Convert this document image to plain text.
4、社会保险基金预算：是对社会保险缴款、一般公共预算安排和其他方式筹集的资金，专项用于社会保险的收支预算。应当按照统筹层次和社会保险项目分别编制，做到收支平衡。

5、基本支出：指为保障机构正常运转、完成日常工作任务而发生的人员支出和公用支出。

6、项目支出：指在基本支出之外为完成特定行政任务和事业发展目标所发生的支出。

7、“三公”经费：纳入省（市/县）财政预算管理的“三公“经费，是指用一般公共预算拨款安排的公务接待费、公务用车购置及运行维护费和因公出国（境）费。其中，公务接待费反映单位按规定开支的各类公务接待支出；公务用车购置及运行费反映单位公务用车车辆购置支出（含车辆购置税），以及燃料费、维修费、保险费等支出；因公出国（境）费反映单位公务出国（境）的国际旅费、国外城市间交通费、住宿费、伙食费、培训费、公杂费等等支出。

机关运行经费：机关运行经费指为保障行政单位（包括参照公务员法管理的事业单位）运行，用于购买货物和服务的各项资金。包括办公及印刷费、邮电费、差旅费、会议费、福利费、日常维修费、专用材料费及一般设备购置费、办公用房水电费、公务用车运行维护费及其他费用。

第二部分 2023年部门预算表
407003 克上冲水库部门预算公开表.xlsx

> **Exercise**
Please quote the data above in full, with no line missing.

> **Task solution**
Convert this document image to plain text.
4、社会保险基金预算：是对社会保险缴款、一般公共预算安排和其他方式筹集的资金，专项用于社会保险的收支预算。应当按照统筹层次和社会保险项目分别编制，做到收支平衡。

5、基本支出：指为保障机构正常运转、完成日常工作任务而发生的人员支出和公用支出。

6、项目支出：指在基本支出之外为完成特定行政任务和事业发展目标所发生的支出。

7、“三公”经费：纳入省（市/县）财政预算管理的“三公“经费，是指用一般公共预算拨款安排的公务接待费、公务用车购置及运行维护费和因公出国（境）费。其中，公务接待费反映单位按规定开支的各类公务接待支出；公务用车购置及运行费反映单位公务用车车辆购置支出（含车辆购置税），以及燃料费、维修费、保险费等支出；因公出国（境）费反映单位公务出国（境）的国际旅费、国外城市间交通费、住宿费、伙食费、培训费、公杂费等等支出。

机关运行经费：机关运行经费指为保障行政单位（包括参照公务员法管理的事业单位）运行，用于购买货物和服务的各项资金。包括办公及印刷费、邮电费、差旅费、会议费、福利费、日常维修费、专用材料费及一般设备购置费、办公用房水电费、公务用车运行维护费及其他费用。

第二部分 2023年部门预算表
407003 克上冲水库部门预算公开表.xlsx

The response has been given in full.